_DATA RECORDS_
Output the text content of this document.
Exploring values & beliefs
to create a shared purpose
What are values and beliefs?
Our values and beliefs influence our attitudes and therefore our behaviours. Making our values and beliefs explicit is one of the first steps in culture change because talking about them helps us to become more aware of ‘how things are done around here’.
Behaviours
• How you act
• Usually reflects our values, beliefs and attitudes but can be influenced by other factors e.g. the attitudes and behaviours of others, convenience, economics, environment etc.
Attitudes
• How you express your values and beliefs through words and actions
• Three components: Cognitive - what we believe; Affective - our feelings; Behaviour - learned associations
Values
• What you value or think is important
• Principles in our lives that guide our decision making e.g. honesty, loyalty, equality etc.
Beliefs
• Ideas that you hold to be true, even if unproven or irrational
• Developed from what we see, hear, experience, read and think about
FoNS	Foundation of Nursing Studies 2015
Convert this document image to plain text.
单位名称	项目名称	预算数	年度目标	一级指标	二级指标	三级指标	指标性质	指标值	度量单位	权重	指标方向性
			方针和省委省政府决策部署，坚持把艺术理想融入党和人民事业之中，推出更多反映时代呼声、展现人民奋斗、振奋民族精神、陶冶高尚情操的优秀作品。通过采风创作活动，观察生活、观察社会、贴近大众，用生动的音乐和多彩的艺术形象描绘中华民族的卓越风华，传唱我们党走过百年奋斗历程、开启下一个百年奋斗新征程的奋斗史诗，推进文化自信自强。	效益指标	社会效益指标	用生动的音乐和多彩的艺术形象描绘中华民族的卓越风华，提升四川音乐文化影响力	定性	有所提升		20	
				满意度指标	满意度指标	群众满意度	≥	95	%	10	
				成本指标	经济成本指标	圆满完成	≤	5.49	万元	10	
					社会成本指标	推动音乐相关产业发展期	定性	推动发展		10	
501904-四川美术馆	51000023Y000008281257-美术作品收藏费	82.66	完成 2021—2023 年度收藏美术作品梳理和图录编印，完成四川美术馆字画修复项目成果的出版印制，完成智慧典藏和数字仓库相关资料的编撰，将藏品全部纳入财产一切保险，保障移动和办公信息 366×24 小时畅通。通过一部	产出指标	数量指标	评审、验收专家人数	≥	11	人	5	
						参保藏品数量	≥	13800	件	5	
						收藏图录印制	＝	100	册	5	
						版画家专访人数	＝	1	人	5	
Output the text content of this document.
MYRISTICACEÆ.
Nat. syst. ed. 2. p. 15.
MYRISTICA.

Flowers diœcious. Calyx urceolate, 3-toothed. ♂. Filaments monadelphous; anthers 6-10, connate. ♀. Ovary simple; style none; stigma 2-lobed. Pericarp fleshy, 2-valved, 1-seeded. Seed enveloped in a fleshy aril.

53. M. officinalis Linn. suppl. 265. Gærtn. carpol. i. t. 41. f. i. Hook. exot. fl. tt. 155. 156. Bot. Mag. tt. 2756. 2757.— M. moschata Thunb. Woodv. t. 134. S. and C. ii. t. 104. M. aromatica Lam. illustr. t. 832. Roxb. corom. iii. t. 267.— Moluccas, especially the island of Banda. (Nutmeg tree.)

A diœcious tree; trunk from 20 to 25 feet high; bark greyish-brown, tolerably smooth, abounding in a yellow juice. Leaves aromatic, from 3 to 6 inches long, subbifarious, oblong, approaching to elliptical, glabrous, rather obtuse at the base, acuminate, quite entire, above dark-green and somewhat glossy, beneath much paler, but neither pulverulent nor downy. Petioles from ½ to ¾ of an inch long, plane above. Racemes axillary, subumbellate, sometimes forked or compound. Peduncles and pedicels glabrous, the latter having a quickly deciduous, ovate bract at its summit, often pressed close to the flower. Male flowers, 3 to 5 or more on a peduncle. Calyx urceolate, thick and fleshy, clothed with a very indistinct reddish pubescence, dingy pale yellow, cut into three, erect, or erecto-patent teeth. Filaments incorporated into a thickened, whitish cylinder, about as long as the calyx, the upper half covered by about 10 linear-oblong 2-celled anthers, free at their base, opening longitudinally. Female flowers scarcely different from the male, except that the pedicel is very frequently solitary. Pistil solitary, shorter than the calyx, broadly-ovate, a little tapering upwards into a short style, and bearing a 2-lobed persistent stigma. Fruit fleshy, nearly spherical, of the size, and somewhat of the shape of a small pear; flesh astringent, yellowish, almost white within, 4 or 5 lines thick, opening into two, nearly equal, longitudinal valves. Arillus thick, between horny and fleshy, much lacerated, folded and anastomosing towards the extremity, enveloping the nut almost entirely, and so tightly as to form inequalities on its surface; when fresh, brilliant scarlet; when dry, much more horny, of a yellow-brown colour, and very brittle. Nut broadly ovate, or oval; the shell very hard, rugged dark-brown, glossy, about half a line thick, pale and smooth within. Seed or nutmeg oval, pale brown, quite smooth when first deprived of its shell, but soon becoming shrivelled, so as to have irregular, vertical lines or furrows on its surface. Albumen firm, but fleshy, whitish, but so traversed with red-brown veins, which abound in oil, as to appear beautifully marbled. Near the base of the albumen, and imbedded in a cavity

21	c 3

_THE TASK_
Copy all the lines, exactly.

_CORRECT OUTPUT_
Output the text content of this document.
Exploring values & beliefs
to create a shared purpose
What are values and beliefs?
Our values and beliefs influence our attitudes and therefore our behaviours. Making our values and beliefs explicit is one of the first steps in culture change because talking about them helps us to become more aware of ‘how things are done around here’.
Behaviours
• How you act
• Usually reflects our values, beliefs and attitudes but can be influenced by other factors e.g. the attitudes and behaviours of others, convenience, economics, environment etc.
Attitudes
• How you express your values and beliefs through words and actions
• Three components: Cognitive - what we believe; Affective - our feelings; Behaviour - learned associations
Values
• What you value or think is important
• Principles in our lives that guide our decision making e.g. honesty, loyalty, equality etc.
Beliefs
• Ideas that you hold to be true, even if unproven or irrational
• Developed from what we see, hear, experience, read and think about
FoNS	Foundation of Nursing Studies 2015
Convert this document image to plain text.
单位名称	项目名称	预算数	年度目标	一级指标	二级指标	三级指标	指标性质	指标值	度量单位	权重	指标方向性
			方针和省委省政府决策部署，坚持把艺术理想融入党和人民事业之中，推出更多反映时代呼声、展现人民奋斗、振奋民族精神、陶冶高尚情操的优秀作品。通过采风创作活动，观察生活、观察社会、贴近大众，用生动的音乐和多彩的艺术形象描绘中华民族的卓越风华，传唱我们党走过百年奋斗历程、开启下一个百年奋斗新征程的奋斗史诗，推进文化自信自强。	效益指标	社会效益指标	用生动的音乐和多彩的艺术形象描绘中华民族的卓越风华，提升四川音乐文化影响力	定性	有所提升		20	
				满意度指标	满意度指标	群众满意度	≥	95	%	10	
				成本指标	经济成本指标	圆满完成	≤	5.49	万元	10	
					社会成本指标	推动音乐相关产业发展期	定性	推动发展		10	
501904-四川美术馆	51000023Y000008281257-美术作品收藏费	82.66	完成 2021—2023 年度收藏美术作品梳理和图录编印，完成四川美术馆字画修复项目成果的出版印制，完成智慧典藏和数字仓库相关资料的编撰，将藏品全部纳入财产一切保险，保障移动和办公信息 366×24 小时畅通。通过一部	产出指标	数量指标	评审、验收专家人数	≥	11	人	5	
						参保藏品数量	≥	13800	件	5	
						收藏图录印制	＝	100	册	5	
						版画家专访人数	＝	1	人	5	
Output the text content of this document.
MYRISTICACEÆ.
Nat. syst. ed. 2. p. 15.
MYRISTICA.

Flowers diœcious. Calyx urceolate, 3-toothed. ♂. Filaments monadelphous; anthers 6-10, connate. ♀. Ovary simple; style none; stigma 2-lobed. Pericarp fleshy, 2-valved, 1-seeded. Seed enveloped in a fleshy aril.

53. M. officinalis Linn. suppl. 265. Gærtn. carpol. i. t. 41. f. i. Hook. exot. fl. tt. 155. 156. Bot. Mag. tt. 2756. 2757.— M. moschata Thunb. Woodv. t. 134. S. and C. ii. t. 104. M. aromatica Lam. illustr. t. 832. Roxb. corom. iii. t. 267.— Moluccas, especially the island of Banda. (Nutmeg tree.)

A diœcious tree; trunk from 20 to 25 feet high; bark greyish-brown, tolerably smooth, abounding in a yellow juice. Leaves aromatic, from 3 to 6 inches long, subbifarious, oblong, approaching to elliptical, glabrous, rather obtuse at the base, acuminate, quite entire, above dark-green and somewhat glossy, beneath much paler, but neither pulverulent nor downy. Petioles from ½ to ¾ of an inch long, plane above. Racemes axillary, subumbellate, sometimes forked or compound. Peduncles and pedicels glabrous, the latter having a quickly deciduous, ovate bract at its summit, often pressed close to the flower. Male flowers, 3 to 5 or more on a peduncle. Calyx urceolate, thick and fleshy, clothed with a very indistinct reddish pubescence, dingy pale yellow, cut into three, erect, or erecto-patent teeth. Filaments incorporated into a thickened, whitish cylinder, about as long as the calyx, the upper half covered by about 10 linear-oblong 2-celled anthers, free at their base, opening longitudinally. Female flowers scarcely different from the male, except that the pedicel is very frequently solitary. Pistil solitary, shorter than the calyx, broadly-ovate, a little tapering upwards into a short style, and bearing a 2-lobed persistent stigma. Fruit fleshy, nearly spherical, of the size, and somewhat of the shape of a small pear; flesh astringent, yellowish, almost white within, 4 or 5 lines thick, opening into two, nearly equal, longitudinal valves. Arillus thick, between horny and fleshy, much lacerated, folded and anastomosing towards the extremity, enveloping the nut almost entirely, and so tightly as to form inequalities on its surface; when fresh, brilliant scarlet; when dry, much more horny, of a yellow-brown colour, and very brittle. Nut broadly ovate, or oval; the shell very hard, rugged dark-brown, glossy, about half a line thick, pale and smooth within. Seed or nutmeg oval, pale brown, quite smooth when first deprived of its shell, but soon becoming shrivelled, so as to have irregular, vertical lines or furrows on its surface. Albumen firm, but fleshy, whitish, but so traversed with red-brown veins, which abound in oil, as to appear beautifully marbled. Near the base of the albumen, and imbedded in a cavity

21	c 3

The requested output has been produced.